Przeglądaj źródła

borg mount: support hardlinks correctly, add tests

previous commit did not yet support hardlinks correctly, if the
hardlink master was excluded somehow.

added some tests for this, also refactored related tests slightly.

(cherry picked from commit e97deafb16ac44450b542e4e23d57556631f647b)
Thomas Waldmann 7 lat temu
rodzic
commit
0e07647576
2 zmienionych plików z 94 dodań i 37 usunięć
  1. 48 27
      src/borg/fuse.py
  2. 46 10
      src/borg/testsuite/archiver.py

+ 48 - 27
src/borg/fuse.py

@@ -333,8 +333,15 @@ class FuseOperations(llfuse.Operations):
                           consider_part_files=self.args.consider_part_files)
         strip_components = self.args.strip_components
         matcher = Archiver.build_matcher(self.args.patterns, self.args.paths)
-        dummy = lambda x, y: None  # TODO: add hardlink_master support code, see Archiver
-        filter = Archiver.build_filter(matcher, dummy, strip_components)
+        partial_extract = not matcher.empty() or strip_components
+        hardlink_masters = {} if partial_extract else None
+
+        def peek_and_store_hardlink_masters(item, matched):
+            if (partial_extract and not matched and hardlinkable(item.mode) and
+                    item.get('hardlink_master', True) and 'source' not in item):
+                hardlink_masters[item.get('path')] = (item.get('chunks'), None)

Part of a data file
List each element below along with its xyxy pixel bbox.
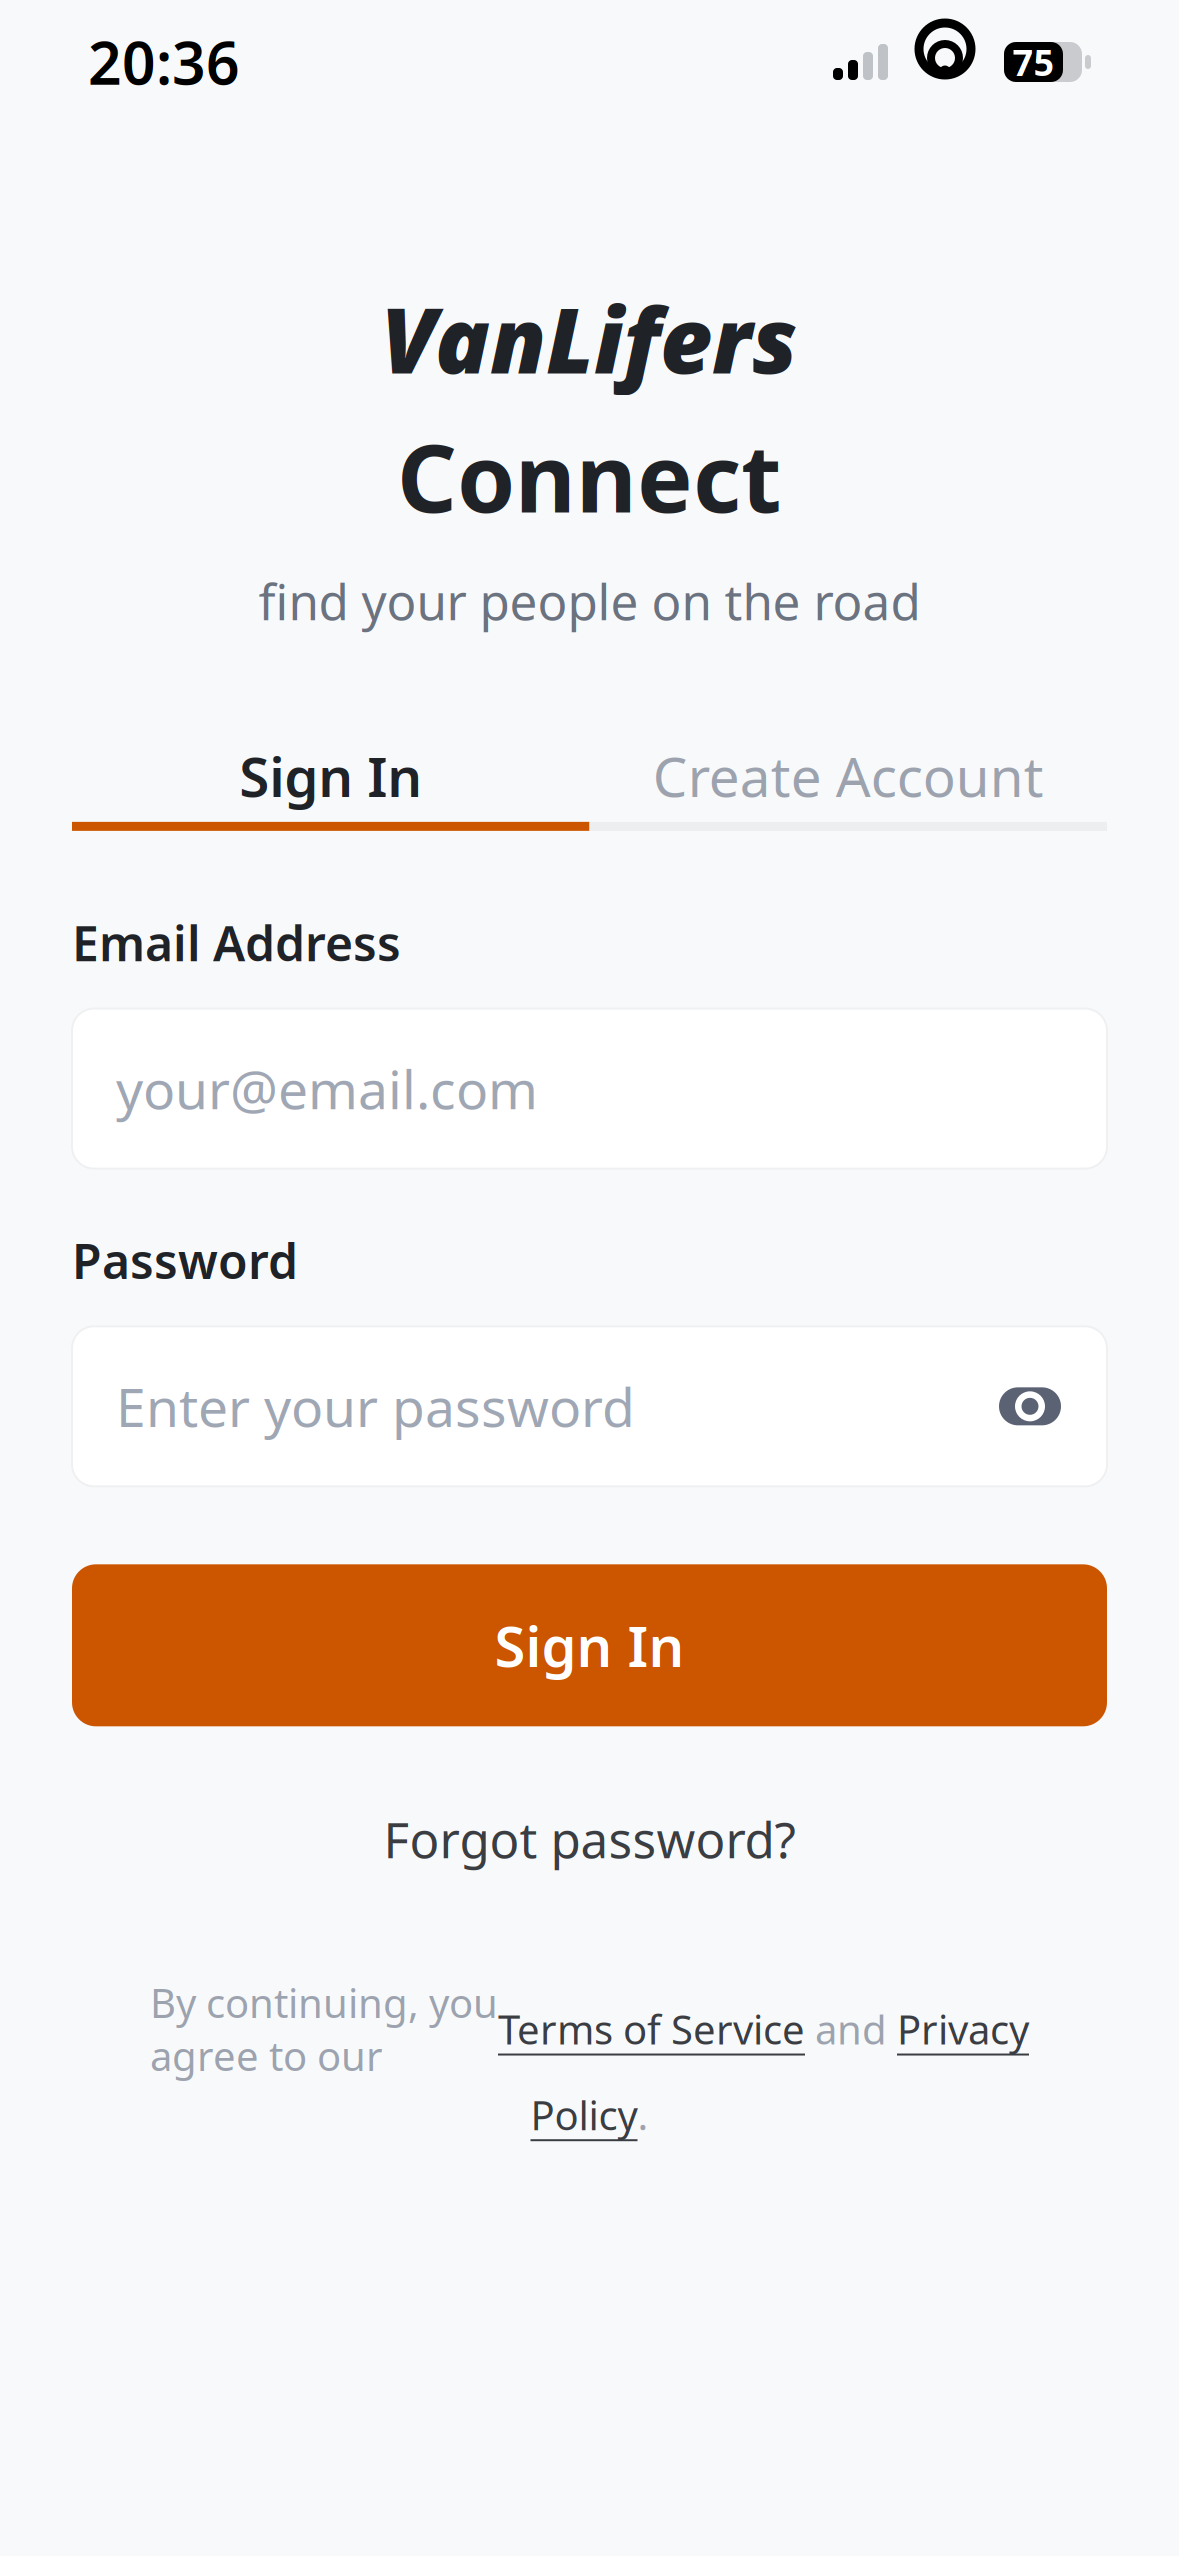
staticText: Privacy <box>897 2002 1029 2056</box>
staticText: Email Address <box>72 911 401 975</box>
staticText: Policy <box>530 2088 638 2141</box>
button[interactable]: Forgot password? <box>344 1792 836 1886</box>
button[interactable]: Show password <box>997 1384 1063 1428</box>
staticText: 75 <box>1012 38 1054 86</box>
staticText: Terms of Service <box>498 2002 805 2056</box>
button[interactable]: Privacy <box>897 2002 1029 2056</box>
staticText: Forgot password? <box>384 1806 796 1872</box>
button[interactable]: Policy <box>530 2088 638 2141</box>
button[interactable]: Sign In <box>72 1564 1107 1726</box>
staticText: and <box>805 2002 897 2056</box>
staticText: your@email.com <box>116 1053 538 1124</box>
staticText: VanLifers <box>381 278 798 398</box>
staticText: Sign In <box>494 1608 684 1683</box>
staticText: Connect <box>397 414 782 538</box>
staticText: Enter your password <box>116 1371 635 1442</box>
button[interactable]: Terms of Service <box>498 2002 805 2056</box>
staticText: By continuing, you agree to our <box>150 1976 498 2082</box>
staticText: . <box>638 2088 648 2141</box>
staticText: 20:36 <box>88 23 240 101</box>
button[interactable]: Create Account <box>590 730 1107 822</box>
button[interactable]: Sign In <box>72 730 590 822</box>
staticText: find your people on the road <box>258 568 920 634</box>
staticText: Create Account <box>653 740 1044 812</box>
staticText: Password <box>72 1229 298 1292</box>
staticText: Sign In <box>239 740 422 812</box>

### Problem set
1. Duplicate the portion of the commit page running from "Przeglądaj źródła" to "was excluded somehow.".
2. Summarize the commit page in two sentences.
3. Take the borg mount commit page further, continuing from its last line shown.

### Task-by-task answers
1.
Przeglądaj źródła

borg mount: support hardlinks correctly, add tests

previous commit did not yet support hardlinks correctly, if the
hardlink master was excluded somehow.

2. The commit makes borg mount handle hardlinks correctly, covering a case the previous commit missed in which the hardlink master had been excluded. It also adds tests for this behavior and slightly refactors related tests.

3.
+
+        filter = Archiver.build_filter(matcher, peek_and_store_hardlink_masters, strip_components)
         for item_inode, item in self.cache.iter_archive_items(archive.metadata.items, filter=filter):
             if strip_components:
                 item.path = os.sep.join(item.path.split(os.sep)[strip_components:])
@@ -355,11 +362,16 @@ class FuseOperations(llfuse.Operations):
             parent = 1
             for segment in segments[:-1]:
                 parent = self.process_inner(segment, parent)
-            self.process_leaf(segments[-1], item, parent, prefix, is_dir, item_inode)
+            self.process_leaf(segments[-1], item, parent, prefix, is_dir, item_inode,
+                              hardlink_masters, strip_components)
         duration = time.perf_counter() - t0
         logger.debug('fuse: process_archive completed in %.1f s for archive %s', duration, archive.name)
 
-    def process_leaf(self, name, item, parent, prefix, is_dir, item_inode):
+    def process_leaf(self, name, item, parent, prefix, is_dir, item_inode, hardlink_masters, stripped_components):
+        path = item.path
+        del item.path  # save some space
+        hardlink_masters = hardlink_masters or {}
+
         def file_version(item, path):
             if 'chunks' in item:
                 file_id = blake2b_128(path)
@@ -384,35 +396,44 @@ class FuseOperations(llfuse.Operations):
             version_enc = os.fsencode('.%05d' % version)
             return name + version_enc + ext
 
+        if 'source' in item and hardlinkable(item.mode):
+            source = os.path.join(*item.source.split(os.sep)[stripped_components:])
+            chunks, link_target = hardlink_masters.get(item.source, (None, source))
+            if link_target:
+                # Hard link was extracted previously, just link
+                link_target = os.fsencode(link_target)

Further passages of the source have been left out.